(Entries from a dataset)
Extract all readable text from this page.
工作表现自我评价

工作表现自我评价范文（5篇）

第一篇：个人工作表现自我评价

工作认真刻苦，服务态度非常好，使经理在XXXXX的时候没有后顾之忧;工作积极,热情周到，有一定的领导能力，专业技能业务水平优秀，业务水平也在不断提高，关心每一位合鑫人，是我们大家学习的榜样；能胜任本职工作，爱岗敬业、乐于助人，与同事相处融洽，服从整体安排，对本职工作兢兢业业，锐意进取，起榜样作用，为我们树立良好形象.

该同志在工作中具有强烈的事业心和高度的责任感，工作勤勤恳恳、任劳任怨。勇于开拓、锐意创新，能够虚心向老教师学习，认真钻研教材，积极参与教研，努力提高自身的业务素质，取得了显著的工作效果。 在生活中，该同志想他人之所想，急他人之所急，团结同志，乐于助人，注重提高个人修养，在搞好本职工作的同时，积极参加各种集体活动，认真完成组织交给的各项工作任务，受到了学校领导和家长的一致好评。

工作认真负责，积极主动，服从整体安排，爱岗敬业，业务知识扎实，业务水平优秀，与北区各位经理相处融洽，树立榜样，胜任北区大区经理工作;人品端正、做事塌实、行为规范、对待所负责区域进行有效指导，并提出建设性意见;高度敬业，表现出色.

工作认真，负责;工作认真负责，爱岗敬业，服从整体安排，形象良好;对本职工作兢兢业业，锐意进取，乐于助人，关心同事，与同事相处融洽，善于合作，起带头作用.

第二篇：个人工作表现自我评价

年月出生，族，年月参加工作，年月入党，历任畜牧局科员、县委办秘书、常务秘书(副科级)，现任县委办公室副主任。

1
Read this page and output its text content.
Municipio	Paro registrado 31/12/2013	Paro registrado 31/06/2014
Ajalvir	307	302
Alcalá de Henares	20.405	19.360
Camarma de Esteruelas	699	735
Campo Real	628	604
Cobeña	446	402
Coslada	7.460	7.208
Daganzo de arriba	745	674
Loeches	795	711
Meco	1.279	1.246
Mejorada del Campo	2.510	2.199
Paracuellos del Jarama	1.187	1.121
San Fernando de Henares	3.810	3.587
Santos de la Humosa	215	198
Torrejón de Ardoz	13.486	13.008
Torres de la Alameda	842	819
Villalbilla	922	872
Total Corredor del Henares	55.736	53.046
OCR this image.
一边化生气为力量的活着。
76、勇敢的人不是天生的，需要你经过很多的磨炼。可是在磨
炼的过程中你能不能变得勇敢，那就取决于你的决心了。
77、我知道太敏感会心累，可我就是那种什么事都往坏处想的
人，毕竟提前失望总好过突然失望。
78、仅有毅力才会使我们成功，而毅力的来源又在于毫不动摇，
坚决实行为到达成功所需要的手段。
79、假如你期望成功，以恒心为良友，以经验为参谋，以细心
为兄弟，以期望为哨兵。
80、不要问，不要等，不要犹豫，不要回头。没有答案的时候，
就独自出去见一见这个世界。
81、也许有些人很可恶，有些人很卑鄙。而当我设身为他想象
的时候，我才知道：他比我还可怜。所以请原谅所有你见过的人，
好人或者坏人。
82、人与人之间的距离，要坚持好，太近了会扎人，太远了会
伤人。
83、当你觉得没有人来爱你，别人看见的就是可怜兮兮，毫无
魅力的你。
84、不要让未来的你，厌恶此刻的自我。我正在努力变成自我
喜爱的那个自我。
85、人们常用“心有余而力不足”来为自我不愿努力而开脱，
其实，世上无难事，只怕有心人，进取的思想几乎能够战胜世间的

# What this task involves
Go back to the data above and please quote exactly, and only, the lines from the line with "Read this page and output its text content." through its last line.

# Solution for this task
Read this page and output its text content.
Municipio	Paro registrado 31/12/2013	Paro registrado 31/06/2014
Ajalvir	307	302
Alcalá de Henares	20.405	19.360
Camarma de Esteruelas	699	735
Campo Real	628	604
Cobeña	446	402
Coslada	7.460	7.208
Daganzo de arriba	745	674
Loeches	795	711
Meco	1.279	1.246
Mejorada del Campo	2.510	2.199
Paracuellos del Jarama	1.187	1.121
San Fernando de Henares	3.810	3.587
Santos de la Humosa	215	198
Torrejón de Ardoz	13.486	13.008
Torres de la Alameda	842	819
Villalbilla	922	872
Total Corredor del Henares	55.736	53.046
OCR this image.
一边化生气为力量的活着。
76、勇敢的人不是天生的，需要你经过很多的磨炼。可是在磨
炼的过程中你能不能变得勇敢，那就取决于你的决心了。
77、我知道太敏感会心累，可我就是那种什么事都往坏处想的
人，毕竟提前失望总好过突然失望。
78、仅有毅力才会使我们成功，而毅力的来源又在于毫不动摇，
坚决实行为到达成功所需要的手段。
79、假如你期望成功，以恒心为良友，以经验为参谋，以细心
为兄弟，以期望为哨兵。
80、不要问，不要等，不要犹豫，不要回头。没有答案的时候，
就独自出去见一见这个世界。
81、也许有些人很可恶，有些人很卑鄙。而当我设身为他想象
的时候，我才知道：他比我还可怜。所以请原谅所有你见过的人，
好人或者坏人。
82、人与人之间的距离，要坚持好，太近了会扎人，太远了会
伤人。
83、当你觉得没有人来爱你，别人看见的就是可怜兮兮，毫无
魅力的你。
84、不要让未来的你，厌恶此刻的自我。我正在努力变成自我
喜爱的那个自我。
85、人们常用“心有余而力不足”来为自我不愿努力而开脱，
其实，世上无难事，只怕有心人，进取的思想几乎能够战胜世间的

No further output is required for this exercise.